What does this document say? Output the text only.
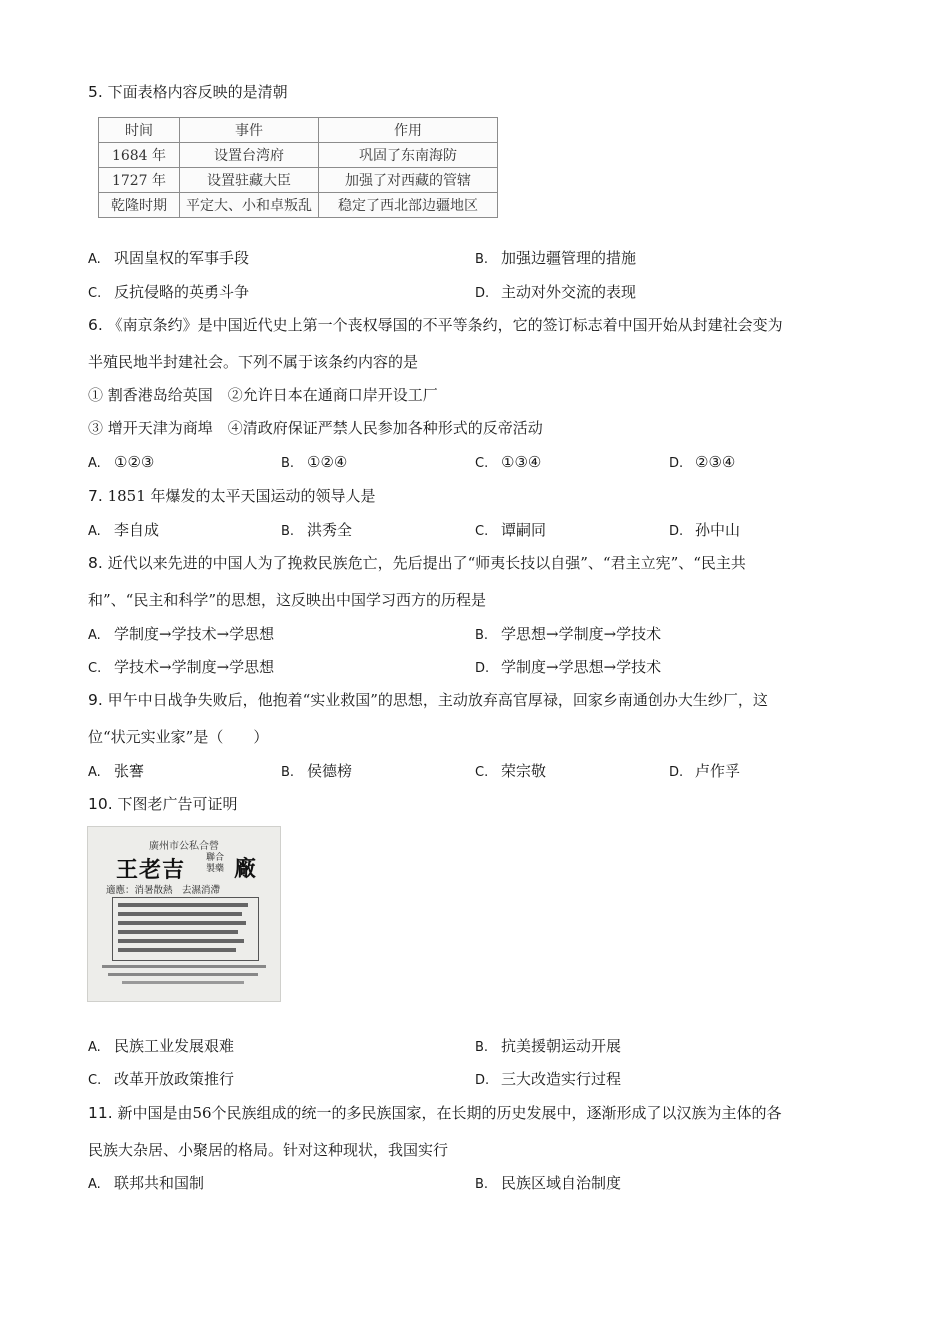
5. 下面表格内容反映的是清朝
时间	事件	作用
1684 年	设置台湾府	巩固了东南海防
1727 年	设置驻藏大臣	加强了对西藏的管辖
乾隆时期	平定大、小和卓叛乱	稳定了西北部边疆地区
A. 巩固皇权的军事手段	B. 加强边疆管理的措施
C. 反抗侵略的英勇斗争	D. 主动对外交流的表现
6. 《南京条约》是中国近代史上第一个丧权辱国的不平等条约，它的签订标志着中国开始从封建社会变为
半殖民地半封建社会。下列不属于该条约内容的是
① 割香港岛给英国　②允许日本在通商口岸开设工厂
③ 增开天津为商埠　④清政府保证严禁人民参加各种形式的反帝活动
A. ①②③	B. ①②④	C. ①③④	D. ②③④
7. 1851 年爆发的太平天国运动的领导人是
A. 李自成	B. 洪秀全	C. 谭嗣同	D. 孙中山
8. 近代以来先进的中国人为了挽救民族危亡，先后提出了“师夷长技以自强”、“君主立宪”、“民主共
和”、“民主和科学”的思想，这反映出中国学习西方的历程是
A. 学制度→学技术→学思想	B. 学思想→学制度→学技术
C. 学技术→学制度→学思想	D. 学制度→学思想→学技术
9. 甲午中日战争失败后，他抱着“实业救国”的思想，主动放弃高官厚禄，回家乡南通创办大生纱厂，这
位“状元实业家”是（　　）
A. 张謇	B. 侯德榜	C. 荣宗敬	D. 卢作孚
10. 下图老广告可证明
廣州市公私合營
王老吉 聯合
製藥 廠
適應：消暑散熱　去濕消滯
A. 民族工业发展艰难	B. 抗美援朝运动开展
C. 改革开放政策推行	D. 三大改造实行过程
11. 新中国是由56个民族组成的统一的多民族国家，在长期的历史发展中，逐渐形成了以汉族为主体的各
民族大杂居、小聚居的格局。针对这种现状，我国实行
A. 联邦共和国制	B. 民族区域自治制度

**AIM OF THE EXERCISE:**
Print all entries exactly. The images do not belong in the copy.

**SOLUTION:**
What does this document say? Output the text only.
5. 下面表格内容反映的是清朝
时间	事件	作用
1684 年	设置台湾府	巩固了东南海防
1727 年	设置驻藏大臣	加强了对西藏的管辖
乾隆时期	平定大、小和卓叛乱	稳定了西北部边疆地区
A. 巩固皇权的军事手段	B. 加强边疆管理的措施
C. 反抗侵略的英勇斗争	D. 主动对外交流的表现
6. 《南京条约》是中国近代史上第一个丧权辱国的不平等条约，它的签订标志着中国开始从封建社会变为
半殖民地半封建社会。下列不属于该条约内容的是
① 割香港岛给英国　②允许日本在通商口岸开设工厂
③ 增开天津为商埠　④清政府保证严禁人民参加各种形式的反帝活动
A. ①②③	B. ①②④	C. ①③④	D. ②③④
7. 1851 年爆发的太平天国运动的领导人是
A. 李自成	B. 洪秀全	C. 谭嗣同	D. 孙中山
8. 近代以来先进的中国人为了挽救民族危亡，先后提出了“师夷长技以自强”、“君主立宪”、“民主共
和”、“民主和科学”的思想，这反映出中国学习西方的历程是
A. 学制度→学技术→学思想	B. 学思想→学制度→学技术
C. 学技术→学制度→学思想	D. 学制度→学思想→学技术
9. 甲午中日战争失败后，他抱着“实业救国”的思想，主动放弃高官厚禄，回家乡南通创办大生纱厂，这
位“状元实业家”是（　　）
A. 张謇	B. 侯德榜	C. 荣宗敬	D. 卢作孚
10. 下图老广告可证明
廣州市公私合營
王老吉 聯合
製藥 廠
適應：消暑散熱　去濕消滯
A. 民族工业发展艰难	B. 抗美援朝运动开展
C. 改革开放政策推行	D. 三大改造实行过程
11. 新中国是由56个民族组成的统一的多民族国家，在长期的历史发展中，逐渐形成了以汉族为主体的各
民族大杂居、小聚居的格局。针对这种现状，我国实行
A. 联邦共和国制	B. 民族区域自治制度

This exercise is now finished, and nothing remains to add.